*Extracted data:*
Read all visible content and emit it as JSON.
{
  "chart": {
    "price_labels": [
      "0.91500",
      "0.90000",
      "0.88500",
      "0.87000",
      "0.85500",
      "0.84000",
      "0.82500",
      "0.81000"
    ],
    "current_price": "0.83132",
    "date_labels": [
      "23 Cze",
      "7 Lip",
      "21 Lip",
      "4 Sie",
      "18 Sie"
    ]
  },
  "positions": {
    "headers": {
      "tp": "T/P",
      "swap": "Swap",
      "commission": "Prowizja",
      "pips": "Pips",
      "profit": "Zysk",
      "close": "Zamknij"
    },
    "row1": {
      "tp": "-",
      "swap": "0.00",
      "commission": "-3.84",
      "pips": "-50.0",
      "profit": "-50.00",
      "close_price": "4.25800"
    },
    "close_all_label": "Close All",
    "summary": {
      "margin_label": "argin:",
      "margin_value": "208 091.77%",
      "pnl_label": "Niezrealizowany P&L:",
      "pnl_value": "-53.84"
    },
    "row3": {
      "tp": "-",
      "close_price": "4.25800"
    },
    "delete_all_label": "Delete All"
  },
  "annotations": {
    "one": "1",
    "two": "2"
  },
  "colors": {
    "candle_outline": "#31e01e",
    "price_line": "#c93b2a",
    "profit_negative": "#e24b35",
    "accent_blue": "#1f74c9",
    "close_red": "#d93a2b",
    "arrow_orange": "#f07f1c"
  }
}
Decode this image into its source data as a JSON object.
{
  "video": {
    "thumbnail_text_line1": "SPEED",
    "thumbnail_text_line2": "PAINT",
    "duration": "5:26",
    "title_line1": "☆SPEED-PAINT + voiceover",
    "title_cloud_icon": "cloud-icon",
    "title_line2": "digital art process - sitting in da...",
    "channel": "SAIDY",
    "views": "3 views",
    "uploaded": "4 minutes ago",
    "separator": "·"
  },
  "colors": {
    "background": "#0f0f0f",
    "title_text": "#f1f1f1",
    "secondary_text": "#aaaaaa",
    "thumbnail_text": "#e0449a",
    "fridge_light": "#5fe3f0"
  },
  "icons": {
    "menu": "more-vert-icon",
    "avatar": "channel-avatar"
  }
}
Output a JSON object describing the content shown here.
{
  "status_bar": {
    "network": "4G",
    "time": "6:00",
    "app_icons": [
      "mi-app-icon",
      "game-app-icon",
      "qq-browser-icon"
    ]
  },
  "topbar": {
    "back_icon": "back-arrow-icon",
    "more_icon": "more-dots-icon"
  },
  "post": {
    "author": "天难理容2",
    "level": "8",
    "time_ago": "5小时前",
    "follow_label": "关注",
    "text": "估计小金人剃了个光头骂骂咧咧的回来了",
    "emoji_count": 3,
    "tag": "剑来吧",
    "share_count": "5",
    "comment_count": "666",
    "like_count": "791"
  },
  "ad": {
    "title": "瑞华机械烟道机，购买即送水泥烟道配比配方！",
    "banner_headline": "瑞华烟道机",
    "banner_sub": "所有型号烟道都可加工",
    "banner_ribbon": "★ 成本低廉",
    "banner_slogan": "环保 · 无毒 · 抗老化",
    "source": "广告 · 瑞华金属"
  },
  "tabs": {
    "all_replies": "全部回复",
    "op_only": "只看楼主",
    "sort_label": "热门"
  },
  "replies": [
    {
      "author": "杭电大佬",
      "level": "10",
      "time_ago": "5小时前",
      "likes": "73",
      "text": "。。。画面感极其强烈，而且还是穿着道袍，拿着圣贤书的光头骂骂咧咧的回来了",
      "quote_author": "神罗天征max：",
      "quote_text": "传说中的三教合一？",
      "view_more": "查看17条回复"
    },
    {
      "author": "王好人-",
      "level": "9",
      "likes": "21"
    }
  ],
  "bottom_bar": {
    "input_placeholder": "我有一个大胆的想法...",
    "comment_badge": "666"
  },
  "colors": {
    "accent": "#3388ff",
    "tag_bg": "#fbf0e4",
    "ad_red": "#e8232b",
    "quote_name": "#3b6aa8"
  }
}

*Exercise requirements:* Your task is to retype all the records above with nothing left out.

*Right answer:*
Read all visible content and emit it as JSON.
{
  "chart": {
    "price_labels": [
      "0.91500",
      "0.90000",
      "0.88500",
      "0.87000",
      "0.85500",
      "0.84000",
      "0.82500",
      "0.81000"
    ],
    "current_price": "0.83132",
    "date_labels": [
      "23 Cze",
      "7 Lip",
      "21 Lip",
      "4 Sie",
      "18 Sie"
    ]
  },
  "positions": {
    "headers": {
      "tp": "T/P",
      "swap": "Swap",
      "commission": "Prowizja",
      "pips": "Pips",
      "profit": "Zysk",
      "close": "Zamknij"
    },
    "row1": {
      "tp": "-",
      "swap": "0.00",
      "commission": "-3.84",
      "pips": "-50.0",
      "profit": "-50.00",
      "close_price": "4.25800"
    },
    "close_all_label": "Close All",
    "summary": {
      "margin_label": "argin:",
      "margin_value": "208 091.77%",
      "pnl_label": "Niezrealizowany P&L:",
      "pnl_value": "-53.84"
    },
    "row3": {
      "tp": "-",
      "close_price": "4.25800"
    },
    "delete_all_label": "Delete All"
  },
  "annotations": {
    "one": "1",
    "two": "2"
  },
  "colors": {
    "candle_outline": "#31e01e",
    "price_line": "#c93b2a",
    "profit_negative": "#e24b35",
    "accent_blue": "#1f74c9",
    "close_red": "#d93a2b",
    "arrow_orange": "#f07f1c"
  }
}
Decode this image into its source data as a JSON object.
{
  "video": {
    "thumbnail_text_line1": "SPEED",
    "thumbnail_text_line2": "PAINT",
    "duration": "5:26",
    "title_line1": "☆SPEED-PAINT + voiceover",
    "title_cloud_icon": "cloud-icon",
    "title_line2": "digital art process - sitting in da...",
    "channel": "SAIDY",
    "views": "3 views",
    "uploaded": "4 minutes ago",
    "separator": "·"
  },
  "colors": {
    "background": "#0f0f0f",
    "title_text": "#f1f1f1",
    "secondary_text": "#aaaaaa",
    "thumbnail_text": "#e0449a",
    "fridge_light": "#5fe3f0"
  },
  "icons": {
    "menu": "more-vert-icon",
    "avatar": "channel-avatar"
  }
}
Output a JSON object describing the content shown here.
{
  "status_bar": {
    "network": "4G",
    "time": "6:00",
    "app_icons": [
      "mi-app-icon",
      "game-app-icon",
      "qq-browser-icon"
    ]
  },
  "topbar": {
    "back_icon": "back-arrow-icon",
    "more_icon": "more-dots-icon"
  },
  "post": {
    "author": "天难理容2",
    "level": "8",
    "time_ago": "5小时前",
    "follow_label": "关注",
    "text": "估计小金人剃了个光头骂骂咧咧的回来了",
    "emoji_count": 3,
    "tag": "剑来吧",
    "share_count": "5",
    "comment_count": "666",
    "like_count": "791"
  },
  "ad": {
    "title": "瑞华机械烟道机，购买即送水泥烟道配比配方！",
    "banner_headline": "瑞华烟道机",
    "banner_sub": "所有型号烟道都可加工",
    "banner_ribbon": "★ 成本低廉",
    "banner_slogan": "环保 · 无毒 · 抗老化",
    "source": "广告 · 瑞华金属"
  },
  "tabs": {
    "all_replies": "全部回复",
    "op_only": "只看楼主",
    "sort_label": "热门"
  },
  "replies": [
    {
      "author": "杭电大佬",
      "level": "10",
      "time_ago": "5小时前",
      "likes": "73",
      "text": "。。。画面感极其强烈，而且还是穿着道袍，拿着圣贤书的光头骂骂咧咧的回来了",
      "quote_author": "神罗天征max：",
      "quote_text": "传说中的三教合一？",
      "view_more": "查看17条回复"
    },
    {
      "author": "王好人-",
      "level": "9",
      "likes": "21"
    }
  ],
  "bottom_bar": {
    "input_placeholder": "我有一个大胆的想法...",
    "comment_badge": "666"
  },
  "colors": {
    "accent": "#3388ff",
    "tag_bg": "#fbf0e4",
    "ad_red": "#e8232b",
    "quote_name": "#3b6aa8"
  }
}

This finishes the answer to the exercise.